Writing spaceship_trainer.py


pipeline definiton

In [None]:
import tensorflow_model_analysis as tfma

def _create_pipeline(pipeline_name: str, pipeline_root: str, data_root: str,
                     module_file: str, serving_model_dir: str,
                     metadata_path: str) -> tfx.dsl.Pipeline:
  """Creates a three component spaceship pipeline with TFX."""
  # Brings data into the pipeline.
  example_gen = tfx.components.CsvExampleGen(input_base=data_root)

  # Uses user-provided Python function that trains a model.
  trainer = tfx.components.Trainer(
      module_file=module_file,
      examples=example_gen.outputs['examples'],
      train_args=tfx.proto.TrainArgs(num_steps=100),
      eval_args=tfx.proto.EvalArgs(num_steps=5))

  # NEW: Get the latest blessed model for Evaluator.
  model_resolver = tfx.dsl.Resolver(
      strategy_class=tfx.dsl.experimental.LatestBlessedModelStrategy,
      model=tfx.dsl.Channel(type=tfx.types.standard_artifacts.Model),
      model_blessing=tfx.dsl.Channel(
          type=tfx.types.standard_artifacts.ModelBlessing)).with_id(
              'latest_blessed_model_resolver')

  # NEW: Uses TFMA to compute evaluation statistics over features of a model and
  #   perform quality validation of a candidate model (compared to a baseline).

  eval_config = tfma.EvalConfig(
      model_specs=[tfma.ModelSpec(label_key='Transported')],
      slicing_specs=[
          # An empty slice spec means the overall slice, i.e. the whole dataset.
          tfma.SlicingSpec(),
          # Calculate metrics for each spaceship species.
          tfma.SlicingSpec(feature_keys=['Transported']),
          ],
      metrics_specs=[
          tfma.MetricsSpec(per_slice_thresholds={
              'sparse_categorical_accuracy':
                  tfma.PerSliceMetricThresholds(thresholds=[
                      tfma.PerSliceMetricThreshold(
                          slicing_specs=[tfma.SlicingSpec()],
                          threshold=tfma.MetricThreshold(
                              value_threshold=tfma.GenericValueThreshold(
                                   lower_bound={'value': 0.6}),
                              # Change threshold will be ignored if there is no
                              # baseline model resolved from MLMD (first run).
                              change_threshold=tfma.GenericChangeThreshold(
                                  direction=tfma.MetricDirection.HIGHER_IS_BETTER,
                                  absolute={'value': -1e-10}))
                       )]),
          })],
      )
  evaluator = tfx.components.Evaluator(
      examples=example_gen.outputs['examples'],
      model=trainer.outputs['model'],
      baseline_model=model_resolver.outputs['model'],
      eval_config=eval_config)

• **Work instructions**
1) What lower bound does the pipeline code set for sparse_categorical_accuracy?
2) Reproduce the pipeline code starting at "example_gen = tfx.components.CsvExampleGen(input_base=data_root)" and ending at "model for Evaluator.".
The rows that come next are separate material, unconnected to the pipeline code.

• **Records shown**
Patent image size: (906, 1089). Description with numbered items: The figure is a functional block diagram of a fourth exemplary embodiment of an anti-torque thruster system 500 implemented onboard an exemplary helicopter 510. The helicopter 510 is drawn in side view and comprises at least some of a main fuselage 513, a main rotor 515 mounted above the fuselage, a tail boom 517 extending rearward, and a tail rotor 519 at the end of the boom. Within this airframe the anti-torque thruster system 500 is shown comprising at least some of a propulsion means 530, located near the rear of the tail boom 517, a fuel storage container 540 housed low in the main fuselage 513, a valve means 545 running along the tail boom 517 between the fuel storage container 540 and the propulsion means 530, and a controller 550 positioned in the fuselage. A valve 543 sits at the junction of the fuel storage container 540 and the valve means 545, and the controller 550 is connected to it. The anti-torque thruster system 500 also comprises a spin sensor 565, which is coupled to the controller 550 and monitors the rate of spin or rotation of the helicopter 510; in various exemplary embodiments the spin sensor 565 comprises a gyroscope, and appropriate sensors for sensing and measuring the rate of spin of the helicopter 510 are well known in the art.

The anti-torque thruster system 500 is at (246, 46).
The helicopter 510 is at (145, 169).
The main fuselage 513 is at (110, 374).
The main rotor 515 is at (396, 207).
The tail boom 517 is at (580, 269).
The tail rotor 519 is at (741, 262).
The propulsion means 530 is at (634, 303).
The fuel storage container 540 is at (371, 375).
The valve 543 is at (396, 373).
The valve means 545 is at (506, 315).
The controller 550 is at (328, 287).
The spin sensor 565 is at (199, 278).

• **Task-by-task answers**
1) 0.6

2)
example_gen = tfx.components.CsvExampleGen(input_base=data_root)

  # Uses user-provided Python function that trains a model.
  trainer = tfx.components.Trainer(
      module_file=module_file,
      examples=example_gen.outputs['examples'],
      train_args=tfx.proto.TrainArgs(num_steps=100),
      eval_args=tfx.proto.EvalArgs(num_steps=5))

  # NEW: Get the latest blessed model for Evaluator.